● **Exercise data**

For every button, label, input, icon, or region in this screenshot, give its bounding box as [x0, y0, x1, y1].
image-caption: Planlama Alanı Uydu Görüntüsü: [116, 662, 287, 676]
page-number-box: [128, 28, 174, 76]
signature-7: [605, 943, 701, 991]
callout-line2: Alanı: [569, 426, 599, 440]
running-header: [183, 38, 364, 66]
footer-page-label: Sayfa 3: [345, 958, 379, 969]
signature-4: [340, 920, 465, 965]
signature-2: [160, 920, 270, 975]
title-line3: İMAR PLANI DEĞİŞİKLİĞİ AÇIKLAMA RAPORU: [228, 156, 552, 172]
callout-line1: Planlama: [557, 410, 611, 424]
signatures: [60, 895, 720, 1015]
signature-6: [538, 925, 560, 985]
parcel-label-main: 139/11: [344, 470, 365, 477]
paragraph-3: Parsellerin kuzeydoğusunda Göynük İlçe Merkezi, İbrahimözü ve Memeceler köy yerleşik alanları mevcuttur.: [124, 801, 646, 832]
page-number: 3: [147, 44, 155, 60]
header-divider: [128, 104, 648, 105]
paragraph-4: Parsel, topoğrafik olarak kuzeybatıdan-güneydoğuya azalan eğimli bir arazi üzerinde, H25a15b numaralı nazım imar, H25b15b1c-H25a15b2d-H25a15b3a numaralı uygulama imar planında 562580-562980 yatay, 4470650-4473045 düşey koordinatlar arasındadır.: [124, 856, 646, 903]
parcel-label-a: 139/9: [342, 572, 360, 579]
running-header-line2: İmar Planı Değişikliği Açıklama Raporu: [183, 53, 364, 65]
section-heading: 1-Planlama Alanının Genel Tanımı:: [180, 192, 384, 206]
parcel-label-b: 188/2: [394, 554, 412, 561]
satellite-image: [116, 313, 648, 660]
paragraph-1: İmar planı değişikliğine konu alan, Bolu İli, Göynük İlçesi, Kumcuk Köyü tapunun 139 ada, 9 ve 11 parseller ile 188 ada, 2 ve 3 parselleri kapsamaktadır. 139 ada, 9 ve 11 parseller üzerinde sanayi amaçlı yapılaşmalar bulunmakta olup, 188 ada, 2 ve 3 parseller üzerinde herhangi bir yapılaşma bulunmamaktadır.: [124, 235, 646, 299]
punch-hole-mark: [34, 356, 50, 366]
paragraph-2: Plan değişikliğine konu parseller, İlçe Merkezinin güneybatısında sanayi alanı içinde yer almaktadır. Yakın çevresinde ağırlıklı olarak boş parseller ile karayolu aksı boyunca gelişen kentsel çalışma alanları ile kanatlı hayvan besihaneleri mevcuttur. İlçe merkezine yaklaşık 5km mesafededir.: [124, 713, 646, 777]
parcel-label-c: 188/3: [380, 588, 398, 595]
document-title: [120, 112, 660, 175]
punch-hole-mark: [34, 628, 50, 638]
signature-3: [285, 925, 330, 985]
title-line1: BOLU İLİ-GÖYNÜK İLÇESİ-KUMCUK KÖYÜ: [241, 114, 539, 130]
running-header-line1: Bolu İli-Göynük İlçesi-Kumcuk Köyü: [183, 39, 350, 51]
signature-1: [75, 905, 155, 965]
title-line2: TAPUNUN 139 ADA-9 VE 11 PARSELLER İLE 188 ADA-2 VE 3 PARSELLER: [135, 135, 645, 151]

● **Short problem**
Render every line of the entries above as a Markdown table with the columns No. and Line, one numbered row per line and no rows for blank lines.

● **Result for this task**
| No. | Line |
|---|---|
| 1 | For every button, label, input, icon, or region in this screenshot, give its bounding box as [x0, y0, x1, y1]. |
| 2 | image-caption: Planlama Alanı Uydu Görüntüsü: [116, 662, 287, 676] |
| 3 | page-number-box: [128, 28, 174, 76] |
| 4 | signature-7: [605, 943, 701, 991] |
| 5 | callout-line2: Alanı: [569, 426, 599, 440] |
| 6 | running-header: [183, 38, 364, 66] |
| 7 | footer-page-label: Sayfa 3: [345, 958, 379, 969] |
| 8 | signature-4: [340, 920, 465, 965] |
| 9 | signature-2: [160, 920, 270, 975] |
| 10 | title-line3: İMAR PLANI DEĞİŞİKLİĞİ AÇIKLAMA RAPORU: [228, 156, 552, 172] |
| 11 | callout-line1: Planlama: [557, 410, 611, 424] |
| 12 | signatures: [60, 895, 720, 1015] |
| 13 | signature-6: [538, 925, 560, 985] |
| 14 | parcel-label-main: 139/11: [344, 470, 365, 477] |
| 15 | paragraph-3: Parsellerin kuzeydoğusunda Göynük İlçe Merkezi, İbrahimözü ve Memeceler köy yerleşik alanları mevcuttur.: [124, 801, 646, 832] |
| 16 | page-number: 3: [147, 44, 155, 60] |
| 17 | header-divider: [128, 104, 648, 105] |
| 18 | paragraph-4: Parsel, topoğrafik olarak kuzeybatıdan-güneydoğuya azalan eğimli bir arazi üzerinde, H25a15b numaralı nazım imar, H25b15b1c-H25a15b2d-H25a15b3a numaralı uygulama imar planında 562580-562980 yatay, 4470650-4473045 düşey koordinatlar arasındadır.: [124, 856, 646, 903] |
| 19 | parcel-label-a: 139/9: [342, 572, 360, 579] |
| 20 | running-header-line2: İmar Planı Değişikliği Açıklama Raporu: [183, 53, 364, 65] |
| 21 | section-heading: 1-Planlama Alanının Genel Tanımı:: [180, 192, 384, 206] |
| 22 | parcel-label-b: 188/2: [394, 554, 412, 561] |
| 23 | satellite-image: [116, 313, 648, 660] |
| 24 | paragraph-1: İmar planı değişikliğine konu alan, Bolu İli, Göynük İlçesi, Kumcuk Köyü tapunun 139 ada, 9 ve 11 parseller ile 188 ada, 2 ve 3 parselleri kapsamaktadır. 139 ada, 9 ve 11 parseller üzerinde sanayi amaçlı yapılaşmalar bulunmakta olup, 188 ada, 2 ve 3 parseller üzerinde herhangi bir yapılaşma bulunmamaktadır.: [124, 235, 646, 299] |
| 25 | punch-hole-mark: [34, 356, 50, 366] |
| 26 | paragraph-2: Plan değişikliğine konu parseller, İlçe Merkezinin güneybatısında sanayi alanı içinde yer almaktadır. Yakın çevresinde ağırlıklı olarak boş parseller ile karayolu aksı boyunca gelişen kentsel çalışma alanları ile kanatlı hayvan besihaneleri mevcuttur. İlçe merkezine yaklaşık 5km mesafededir.: [124, 713, 646, 777] |
| 27 | parcel-label-c: 188/3: [380, 588, 398, 595] |
| 28 | document-title: [120, 112, 660, 175] |
| 29 | punch-hole-mark: [34, 628, 50, 638] |
| 30 | signature-3: [285, 925, 330, 985] |
| 31 | title-line1: BOLU İLİ-GÖYNÜK İLÇESİ-KUMCUK KÖYÜ: [241, 114, 539, 130] |
| 32 | running-header-line1: Bolu İli-Göynük İlçesi-Kumcuk Köyü: [183, 39, 350, 51] |
| 33 | signature-1: [75, 905, 155, 965] |
| 34 | title-line2: TAPUNUN 139 ADA-9 VE 11 PARSELLER İLE 188 ADA-2 VE 3 PARSELLER: [135, 135, 645, 151] |